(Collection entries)
==========

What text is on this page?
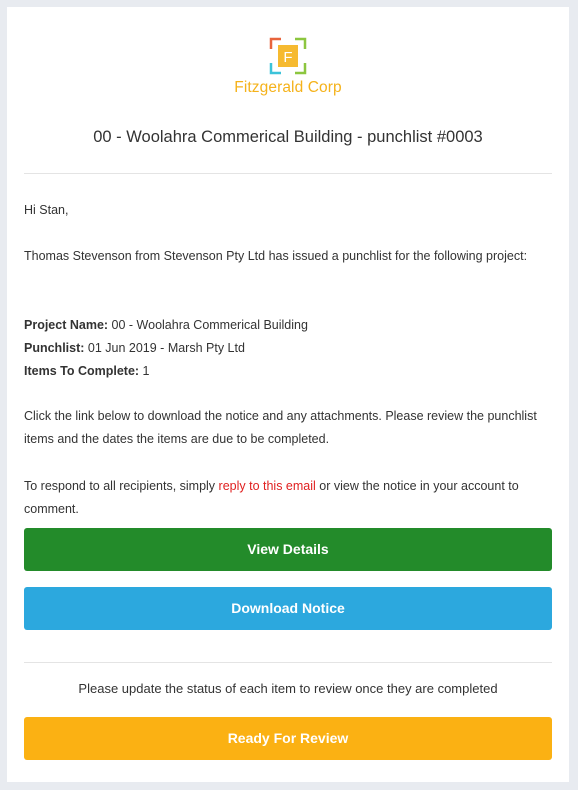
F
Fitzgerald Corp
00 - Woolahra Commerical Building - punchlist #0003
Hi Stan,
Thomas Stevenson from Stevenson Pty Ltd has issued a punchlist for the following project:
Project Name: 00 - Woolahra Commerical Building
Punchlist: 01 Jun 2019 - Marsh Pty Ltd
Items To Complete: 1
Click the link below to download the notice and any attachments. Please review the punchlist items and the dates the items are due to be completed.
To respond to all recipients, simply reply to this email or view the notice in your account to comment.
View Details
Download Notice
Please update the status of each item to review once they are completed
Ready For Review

==========

§ **DIRECTIONS FOR THIS TASK**
Write the material out again exactly as it appears, dropping the pictures.

§ **RIGHT ANSWER**
What text is on this page?
F
Fitzgerald Corp
00 - Woolahra Commerical Building - punchlist #0003
Hi Stan,
Thomas Stevenson from Stevenson Pty Ltd has issued a punchlist for the following project:
Project Name: 00 - Woolahra Commerical Building
Punchlist: 01 Jun 2019 - Marsh Pty Ltd
Items To Complete: 1
Click the link below to download the notice and any attachments. Please review the punchlist items and the dates the items are due to be completed.
To respond to all recipients, simply reply to this email or view the notice in your account to comment.
View Details
Download Notice
Please update the status of each item to review once they are completed
Ready For Review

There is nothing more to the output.